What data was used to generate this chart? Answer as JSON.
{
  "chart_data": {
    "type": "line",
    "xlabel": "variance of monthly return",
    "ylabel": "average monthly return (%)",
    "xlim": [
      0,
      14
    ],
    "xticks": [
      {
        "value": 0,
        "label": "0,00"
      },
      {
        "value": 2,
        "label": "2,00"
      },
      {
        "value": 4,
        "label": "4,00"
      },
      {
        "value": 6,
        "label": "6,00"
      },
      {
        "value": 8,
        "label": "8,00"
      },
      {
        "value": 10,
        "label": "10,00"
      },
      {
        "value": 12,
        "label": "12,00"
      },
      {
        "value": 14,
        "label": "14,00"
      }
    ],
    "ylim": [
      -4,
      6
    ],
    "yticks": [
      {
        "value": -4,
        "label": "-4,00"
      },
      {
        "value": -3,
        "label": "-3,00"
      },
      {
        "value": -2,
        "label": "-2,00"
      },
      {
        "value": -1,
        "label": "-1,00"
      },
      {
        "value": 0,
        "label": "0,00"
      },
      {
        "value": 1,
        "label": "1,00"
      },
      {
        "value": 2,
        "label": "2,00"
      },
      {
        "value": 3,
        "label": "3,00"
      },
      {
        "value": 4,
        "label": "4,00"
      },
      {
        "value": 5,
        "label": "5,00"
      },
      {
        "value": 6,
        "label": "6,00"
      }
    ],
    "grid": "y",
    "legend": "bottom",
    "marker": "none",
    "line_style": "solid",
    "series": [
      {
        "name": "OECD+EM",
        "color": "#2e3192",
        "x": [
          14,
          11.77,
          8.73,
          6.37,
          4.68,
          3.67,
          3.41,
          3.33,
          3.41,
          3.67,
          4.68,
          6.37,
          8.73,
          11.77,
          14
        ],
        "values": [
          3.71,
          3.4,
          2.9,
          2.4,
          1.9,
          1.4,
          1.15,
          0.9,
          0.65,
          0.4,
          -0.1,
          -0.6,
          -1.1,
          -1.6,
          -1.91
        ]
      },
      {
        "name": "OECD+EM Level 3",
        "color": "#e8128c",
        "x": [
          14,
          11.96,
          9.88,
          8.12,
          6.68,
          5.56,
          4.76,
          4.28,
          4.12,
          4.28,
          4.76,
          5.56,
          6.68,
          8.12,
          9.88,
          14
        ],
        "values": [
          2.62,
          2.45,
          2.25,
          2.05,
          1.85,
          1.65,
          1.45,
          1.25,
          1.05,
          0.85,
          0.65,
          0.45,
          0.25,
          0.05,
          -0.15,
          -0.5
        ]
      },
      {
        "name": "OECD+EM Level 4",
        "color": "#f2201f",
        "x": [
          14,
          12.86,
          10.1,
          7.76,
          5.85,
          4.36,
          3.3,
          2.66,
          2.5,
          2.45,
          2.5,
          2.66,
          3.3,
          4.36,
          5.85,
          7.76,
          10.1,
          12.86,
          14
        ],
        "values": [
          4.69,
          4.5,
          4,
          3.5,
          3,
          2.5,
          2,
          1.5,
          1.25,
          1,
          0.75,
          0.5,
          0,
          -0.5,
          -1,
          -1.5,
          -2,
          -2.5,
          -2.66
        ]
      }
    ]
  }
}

§ **What you should do**:
Each line above must be reproduced exactly as it stands.

§ **Response below**:
What data was used to generate this chart? Answer as JSON.
{
  "chart_data": {
    "type": "line",
    "xlabel": "variance of monthly return",
    "ylabel": "average monthly return (%)",
    "xlim": [
      0,
      14
    ],
    "xticks": [
      {
        "value": 0,
        "label": "0,00"
      },
      {
        "value": 2,
        "label": "2,00"
      },
      {
        "value": 4,
        "label": "4,00"
      },
      {
        "value": 6,
        "label": "6,00"
      },
      {
        "value": 8,
        "label": "8,00"
      },
      {
        "value": 10,
        "label": "10,00"
      },
      {
        "value": 12,
        "label": "12,00"
      },
      {
        "value": 14,
        "label": "14,00"
      }
    ],
    "ylim": [
      -4,
      6
    ],
    "yticks": [
      {
        "value": -4,
        "label": "-4,00"
      },
      {
        "value": -3,
        "label": "-3,00"
      },
      {
        "value": -2,
        "label": "-2,00"
      },
      {
        "value": -1,
        "label": "-1,00"
      },
      {
        "value": 0,
        "label": "0,00"
      },
      {
        "value": 1,
        "label": "1,00"
      },
      {
        "value": 2,
        "label": "2,00"
      },
      {
        "value": 3,
        "label": "3,00"
      },
      {
        "value": 4,
        "label": "4,00"
      },
      {
        "value": 5,
        "label": "5,00"
      },
      {
        "value": 6,
        "label": "6,00"
      }
    ],
    "grid": "y",
    "legend": "bottom",
    "marker": "none",
    "line_style": "solid",
    "series": [
      {
        "name": "OECD+EM",
        "color": "#2e3192",
        "x": [
          14,
          11.77,
          8.73,
          6.37,
          4.68,
          3.67,
          3.41,
          3.33,
          3.41,
          3.67,
          4.68,
          6.37,
          8.73,
          11.77,
          14
        ],
        "values": [
          3.71,
          3.4,
          2.9,
          2.4,
          1.9,
          1.4,
          1.15,
          0.9,
          0.65,
          0.4,
          -0.1,
          -0.6,
          -1.1,
          -1.6,
          -1.91
        ]
      },
      {
        "name": "OECD+EM Level 3",
        "color": "#e8128c",
        "x": [
          14,
          11.96,
          9.88,
          8.12,
          6.68,
          5.56,
          4.76,
          4.28,
          4.12,
          4.28,
          4.76,
          5.56,
          6.68,
          8.12,
          9.88,
          14
        ],
        "values": [
          2.62,
          2.45,
          2.25,
          2.05,
          1.85,
          1.65,
          1.45,
          1.25,
          1.05,
          0.85,
          0.65,
          0.45,
          0.25,
          0.05,
          -0.15,
          -0.5
        ]
      },
      {
        "name": "OECD+EM Level 4",
        "color": "#f2201f",
        "x": [
          14,
          12.86,
          10.1,
          7.76,
          5.85,
          4.36,
          3.3,
          2.66,
          2.5,
          2.45,
          2.5,
          2.66,
          3.3,
          4.36,
          5.85,
          7.76,
          10.1,
          12.86,
          14
        ],
        "values": [
          4.69,
          4.5,
          4,
          3.5,
          3,
          2.5,
          2,
          1.5,
          1.25,
          1,
          0.75,
          0.5,
          0,
          -0.5,
          -1,
          -1.5,
          -2,
          -2.5,
          -2.66
        ]
      }
    ]
  }
}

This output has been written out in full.